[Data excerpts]
####

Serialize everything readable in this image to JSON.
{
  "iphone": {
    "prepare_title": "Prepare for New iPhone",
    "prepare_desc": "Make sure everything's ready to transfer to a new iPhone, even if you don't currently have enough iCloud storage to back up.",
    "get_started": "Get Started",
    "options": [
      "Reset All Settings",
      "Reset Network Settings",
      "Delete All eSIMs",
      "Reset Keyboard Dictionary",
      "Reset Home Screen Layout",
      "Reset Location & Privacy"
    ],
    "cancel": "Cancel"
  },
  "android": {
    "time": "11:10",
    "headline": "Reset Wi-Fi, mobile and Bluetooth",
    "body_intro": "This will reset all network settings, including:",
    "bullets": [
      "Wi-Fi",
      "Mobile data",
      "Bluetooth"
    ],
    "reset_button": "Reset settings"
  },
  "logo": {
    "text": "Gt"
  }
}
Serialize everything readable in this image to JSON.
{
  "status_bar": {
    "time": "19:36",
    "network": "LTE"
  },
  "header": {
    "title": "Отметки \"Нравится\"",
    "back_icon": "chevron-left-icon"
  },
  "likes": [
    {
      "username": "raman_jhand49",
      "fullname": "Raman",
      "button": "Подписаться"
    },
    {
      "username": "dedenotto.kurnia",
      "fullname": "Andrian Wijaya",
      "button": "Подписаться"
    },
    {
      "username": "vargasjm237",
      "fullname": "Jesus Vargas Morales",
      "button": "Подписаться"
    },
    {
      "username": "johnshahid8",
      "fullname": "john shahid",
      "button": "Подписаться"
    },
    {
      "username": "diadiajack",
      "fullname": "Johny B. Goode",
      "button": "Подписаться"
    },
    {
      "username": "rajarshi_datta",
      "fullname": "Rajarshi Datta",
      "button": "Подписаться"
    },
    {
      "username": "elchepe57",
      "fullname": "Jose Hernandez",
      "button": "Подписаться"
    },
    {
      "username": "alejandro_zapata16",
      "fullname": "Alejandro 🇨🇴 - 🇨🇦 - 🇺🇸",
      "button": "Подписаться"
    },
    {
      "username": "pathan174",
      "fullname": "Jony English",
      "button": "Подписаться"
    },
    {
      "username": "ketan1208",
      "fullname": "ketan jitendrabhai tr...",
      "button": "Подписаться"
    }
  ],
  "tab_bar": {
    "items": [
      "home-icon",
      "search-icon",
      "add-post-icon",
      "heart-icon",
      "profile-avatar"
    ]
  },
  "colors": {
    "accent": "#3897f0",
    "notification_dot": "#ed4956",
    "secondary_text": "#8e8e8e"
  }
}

####

EXERCISE DESCRIPTION:
Copy every line in the listing above where the string "Bluetooth" turns up.

REPLY TO THE TASK:
    "headline": "Reset Wi-Fi, mobile and Bluetooth",
      "Bluetooth"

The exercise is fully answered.